*** Reading passage ***

This paves the way for these firms to start deliveries 24x7--including overnight deliveries--to exhaust the backlog of millions of orders that remain undelivered for the past 4-5 days.
Rapid fire meetings between Home Secretary and e-commerce firms since this morning followed by meetings at state level with police commissioners and state DGPs have cleared grounds for the solution.
"We are grateful for the clarification provided by the government and local state authorities on the functioning of e-commerce as 'essential service' during the lockdown. We have been assured of the safe and smooth passage of our supply chain and delivery executives by local law enforcement authorities and are resuming our grocery & essentials services later today," Kalyan Krishnamurthy, CEO Flipkart Group told BusinessToday.In. Flipkart will restart deliveries at 7 pm today.
Grofers tweeted: "We will start accepting orders and delivering your essential groceries at the earliest. Local authorities are helping us in restarting our operations".
"Grocery delivery is an essential service, and therefore we are trying our best to continue our operations as usual during the lockdown. As we do all this, one thing that will help us and other grocery delivery companies is better coordination between the Centre and State, and between the State and local police, to ensure that our delivery vans and bikes don't get stopped by the police, so that we can deliver grocery essentials without any interruptions. Demand continues to be quite high and we expect this to continue over the next few days and weeks," a Big Basket spokesperson told BusinessToday.In.

*** End of Reading passage ***

**Explore the material**
[a] Return the stretch of the lockdown e-commerce deliveries text from "Rapid fire meetings" through "for the solution.".
[b] In the lockdown e-commerce deliveries text, at what time will Flipkart restart deliveries?
[c] Extend the text on e-commerce deliveries during the lockdown, picking up after its last sentence.

*** Study material ***

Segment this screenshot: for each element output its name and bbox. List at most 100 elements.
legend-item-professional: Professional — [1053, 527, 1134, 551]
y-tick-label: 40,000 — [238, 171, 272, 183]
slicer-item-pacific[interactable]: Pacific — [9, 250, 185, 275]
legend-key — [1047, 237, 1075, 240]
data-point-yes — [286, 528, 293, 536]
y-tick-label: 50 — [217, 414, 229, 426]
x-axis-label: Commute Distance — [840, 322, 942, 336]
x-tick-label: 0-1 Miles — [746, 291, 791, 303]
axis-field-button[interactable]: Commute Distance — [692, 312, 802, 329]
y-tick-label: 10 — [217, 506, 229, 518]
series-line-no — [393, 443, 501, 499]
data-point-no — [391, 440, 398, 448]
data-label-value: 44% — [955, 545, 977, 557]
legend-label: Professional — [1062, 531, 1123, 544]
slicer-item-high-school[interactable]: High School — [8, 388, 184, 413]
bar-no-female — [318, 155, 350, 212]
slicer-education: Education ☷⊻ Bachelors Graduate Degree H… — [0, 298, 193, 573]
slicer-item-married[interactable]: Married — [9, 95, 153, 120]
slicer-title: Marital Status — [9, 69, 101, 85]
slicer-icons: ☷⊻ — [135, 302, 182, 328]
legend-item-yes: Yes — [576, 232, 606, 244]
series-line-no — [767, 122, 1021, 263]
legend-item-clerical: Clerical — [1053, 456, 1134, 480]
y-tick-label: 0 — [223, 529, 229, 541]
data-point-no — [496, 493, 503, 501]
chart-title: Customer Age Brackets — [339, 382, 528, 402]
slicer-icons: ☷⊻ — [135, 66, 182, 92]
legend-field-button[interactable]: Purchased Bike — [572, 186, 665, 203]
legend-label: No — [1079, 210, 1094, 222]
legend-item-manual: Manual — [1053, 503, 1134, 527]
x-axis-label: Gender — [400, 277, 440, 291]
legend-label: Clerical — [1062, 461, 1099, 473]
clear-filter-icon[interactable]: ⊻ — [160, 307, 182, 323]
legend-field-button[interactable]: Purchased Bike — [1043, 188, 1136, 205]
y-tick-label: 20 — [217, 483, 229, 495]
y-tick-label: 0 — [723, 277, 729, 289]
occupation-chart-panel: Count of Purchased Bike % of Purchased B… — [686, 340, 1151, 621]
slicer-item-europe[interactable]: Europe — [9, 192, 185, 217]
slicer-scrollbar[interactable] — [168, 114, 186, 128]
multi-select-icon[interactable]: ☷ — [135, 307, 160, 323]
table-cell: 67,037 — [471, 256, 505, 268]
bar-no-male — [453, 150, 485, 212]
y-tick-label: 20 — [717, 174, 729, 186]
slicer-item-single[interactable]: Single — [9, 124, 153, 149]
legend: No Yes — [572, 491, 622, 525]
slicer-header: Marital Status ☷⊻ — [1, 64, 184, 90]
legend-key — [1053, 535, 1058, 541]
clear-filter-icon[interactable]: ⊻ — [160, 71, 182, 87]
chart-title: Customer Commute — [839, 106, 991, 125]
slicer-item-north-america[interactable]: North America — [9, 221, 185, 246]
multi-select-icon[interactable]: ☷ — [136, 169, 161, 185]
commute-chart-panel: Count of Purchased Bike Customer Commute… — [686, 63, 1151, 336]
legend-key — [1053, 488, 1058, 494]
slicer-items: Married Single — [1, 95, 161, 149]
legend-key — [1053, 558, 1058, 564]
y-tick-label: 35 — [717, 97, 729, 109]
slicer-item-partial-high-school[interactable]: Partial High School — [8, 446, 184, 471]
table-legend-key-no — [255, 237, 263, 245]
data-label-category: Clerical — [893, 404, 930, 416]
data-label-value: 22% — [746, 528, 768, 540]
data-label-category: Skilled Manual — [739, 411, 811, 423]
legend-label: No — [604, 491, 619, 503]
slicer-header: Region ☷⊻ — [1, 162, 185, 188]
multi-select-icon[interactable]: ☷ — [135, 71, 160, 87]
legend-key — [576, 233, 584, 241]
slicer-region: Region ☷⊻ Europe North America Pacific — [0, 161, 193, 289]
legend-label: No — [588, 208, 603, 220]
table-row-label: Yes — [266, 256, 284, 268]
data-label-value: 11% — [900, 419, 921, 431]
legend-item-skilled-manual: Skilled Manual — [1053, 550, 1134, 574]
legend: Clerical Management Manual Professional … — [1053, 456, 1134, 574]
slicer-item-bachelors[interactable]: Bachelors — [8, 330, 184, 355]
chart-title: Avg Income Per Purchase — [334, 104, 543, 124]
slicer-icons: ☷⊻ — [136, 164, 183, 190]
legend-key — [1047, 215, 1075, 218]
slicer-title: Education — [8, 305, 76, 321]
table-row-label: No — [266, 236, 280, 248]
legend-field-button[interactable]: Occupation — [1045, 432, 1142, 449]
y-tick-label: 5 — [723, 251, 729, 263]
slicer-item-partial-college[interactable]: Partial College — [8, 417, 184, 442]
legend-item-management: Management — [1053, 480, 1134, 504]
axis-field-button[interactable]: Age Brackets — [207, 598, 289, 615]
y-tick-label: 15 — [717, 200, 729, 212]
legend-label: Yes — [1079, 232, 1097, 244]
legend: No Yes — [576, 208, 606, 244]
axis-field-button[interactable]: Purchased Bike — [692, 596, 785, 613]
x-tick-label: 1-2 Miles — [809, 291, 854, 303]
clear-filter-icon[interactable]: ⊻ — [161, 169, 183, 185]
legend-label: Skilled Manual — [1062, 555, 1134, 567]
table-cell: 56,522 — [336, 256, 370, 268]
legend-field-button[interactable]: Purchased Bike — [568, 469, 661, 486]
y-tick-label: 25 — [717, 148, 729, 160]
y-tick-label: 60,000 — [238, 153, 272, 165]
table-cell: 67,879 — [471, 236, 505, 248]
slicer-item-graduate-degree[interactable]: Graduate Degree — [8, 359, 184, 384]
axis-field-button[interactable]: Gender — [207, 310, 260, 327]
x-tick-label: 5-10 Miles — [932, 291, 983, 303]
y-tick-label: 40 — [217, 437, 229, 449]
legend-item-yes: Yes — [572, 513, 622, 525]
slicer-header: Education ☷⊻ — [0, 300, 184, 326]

*** End of Study material ***

**Task-by-task outputs**
[a]
Rapid fire meetings between Home Secretary and e-commerce firms since this morning followed by meetings at state level with police commissioners and state DGPs have cleared grounds for the solution.

[b] 7 pm today.

[c]
It was agreed that the earlier proposal to issue specific curfew passes to every delivery boy in each city--which may still be pursued by a few states--was considered too cumbersome and time consuming to resolve the crisis quickly as deliveries nationwide had ground to a halt.
While Centre had conveyed its advisory to all states to allow all essential services, including e-commerce, to function during the lockdowns, states did not explicitly convey the directions to the policy authorities who are implementing the lockdown.
As a result, local authorities, police stations and Nakas misinterpreted the lockdown as equivalent of a curfew ordering e-commerce warehouses to shut down, stopping cross-border movement of goods at state borders and harassing--even beating up--delivery boys to implement the lockdown.
Flipkart, Big Basket and Grofers, among other delivery firms, had to stop operations to work with local authorities to restart deliveries as per Centre's directives.
However, timely intervention of the Home Secretary, consumer affairs ministry as well as DPIIT since this morning appears to have resolved the crisis.